**Given exercise:** From the listing below, pull out every line where the string "JSON" appears.

**Input rows:**
——————————
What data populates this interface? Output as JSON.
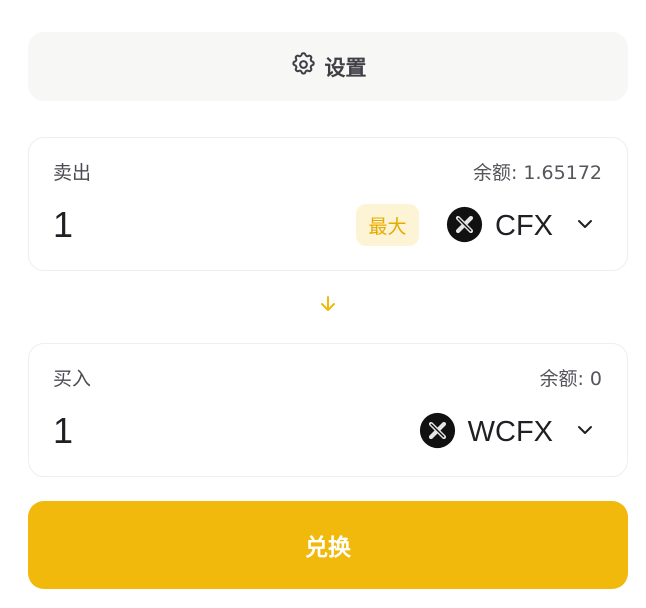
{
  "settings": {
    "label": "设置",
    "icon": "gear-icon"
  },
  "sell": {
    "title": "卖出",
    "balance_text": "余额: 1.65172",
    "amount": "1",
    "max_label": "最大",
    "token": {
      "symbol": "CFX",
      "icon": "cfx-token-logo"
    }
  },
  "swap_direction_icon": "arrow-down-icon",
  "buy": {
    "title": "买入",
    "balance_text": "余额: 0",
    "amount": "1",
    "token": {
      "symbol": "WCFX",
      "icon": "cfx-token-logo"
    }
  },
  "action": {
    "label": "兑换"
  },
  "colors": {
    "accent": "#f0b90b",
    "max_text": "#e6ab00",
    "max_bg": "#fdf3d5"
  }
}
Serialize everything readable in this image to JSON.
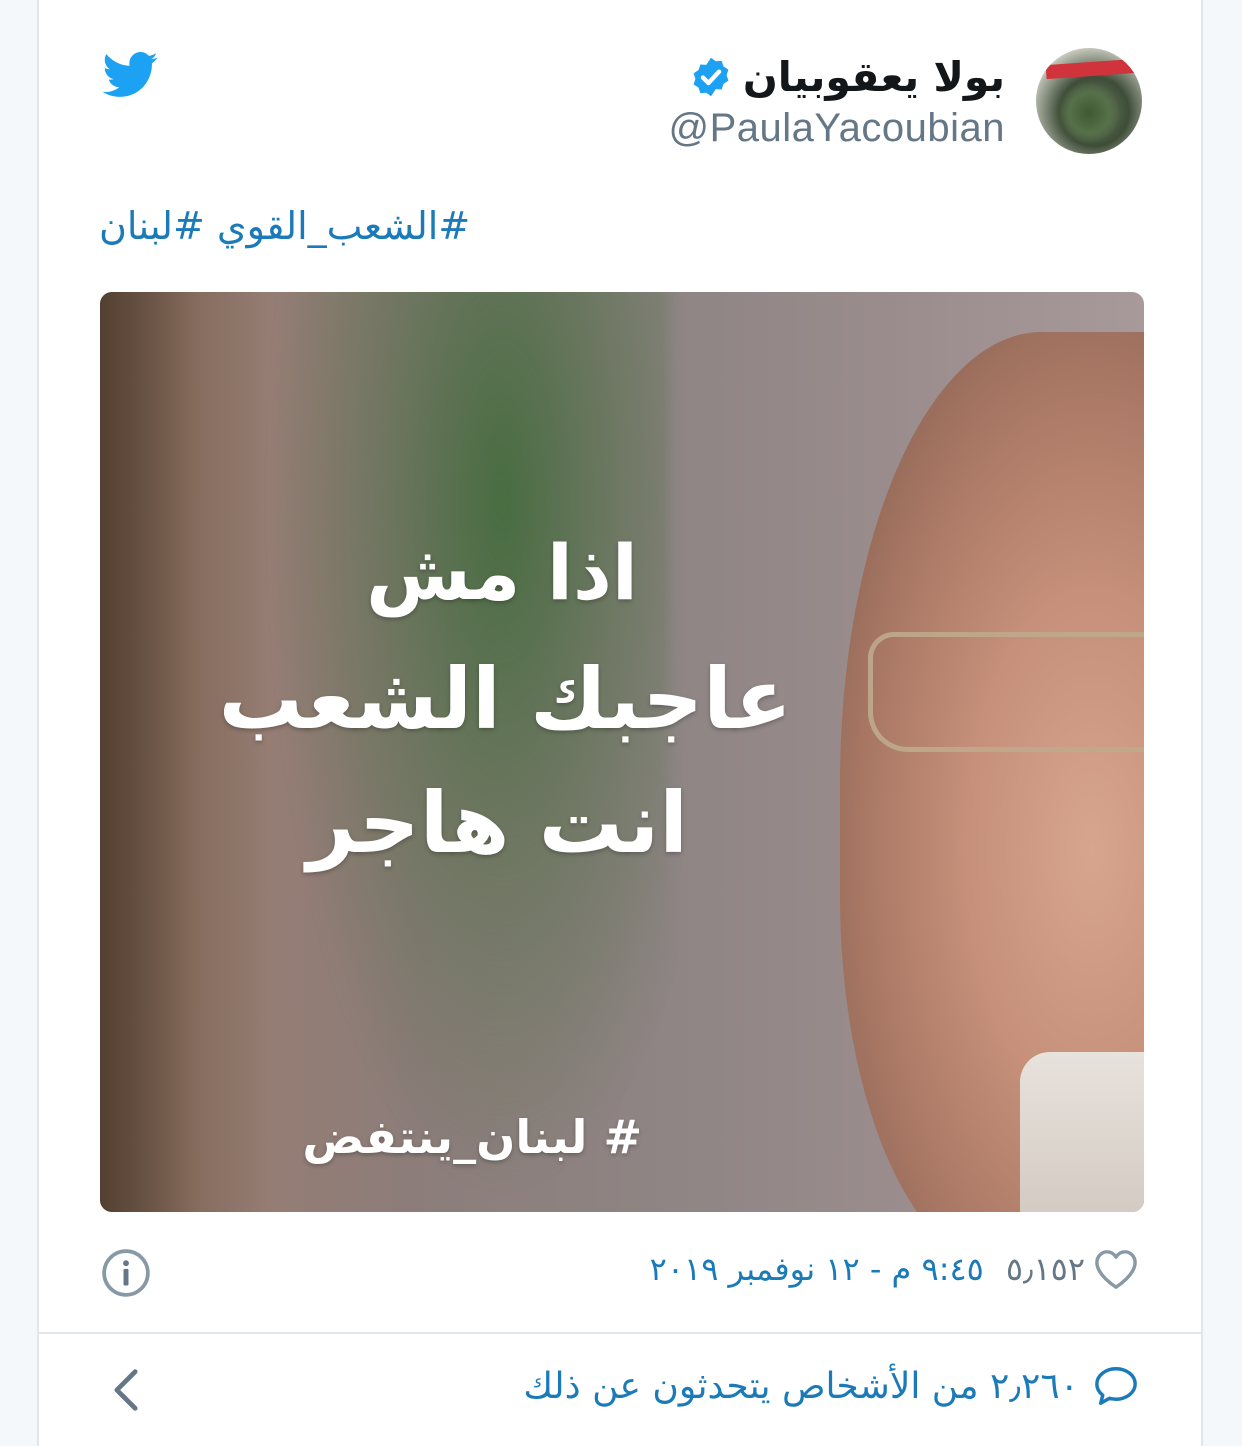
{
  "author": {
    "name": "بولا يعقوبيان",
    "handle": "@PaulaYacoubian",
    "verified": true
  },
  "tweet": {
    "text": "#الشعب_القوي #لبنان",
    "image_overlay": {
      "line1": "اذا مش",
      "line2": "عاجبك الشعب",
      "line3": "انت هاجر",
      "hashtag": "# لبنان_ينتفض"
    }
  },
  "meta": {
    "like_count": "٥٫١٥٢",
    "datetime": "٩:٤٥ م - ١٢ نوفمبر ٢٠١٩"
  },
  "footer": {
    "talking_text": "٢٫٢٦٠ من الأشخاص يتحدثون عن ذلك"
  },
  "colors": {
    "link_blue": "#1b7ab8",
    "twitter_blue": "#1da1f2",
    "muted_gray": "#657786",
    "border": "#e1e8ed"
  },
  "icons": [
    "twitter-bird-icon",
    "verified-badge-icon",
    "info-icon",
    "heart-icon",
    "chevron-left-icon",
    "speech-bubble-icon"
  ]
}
——————————
**Full response:**
What data populates this interface? Output as JSON.
Serialize everything readable in this image to JSON.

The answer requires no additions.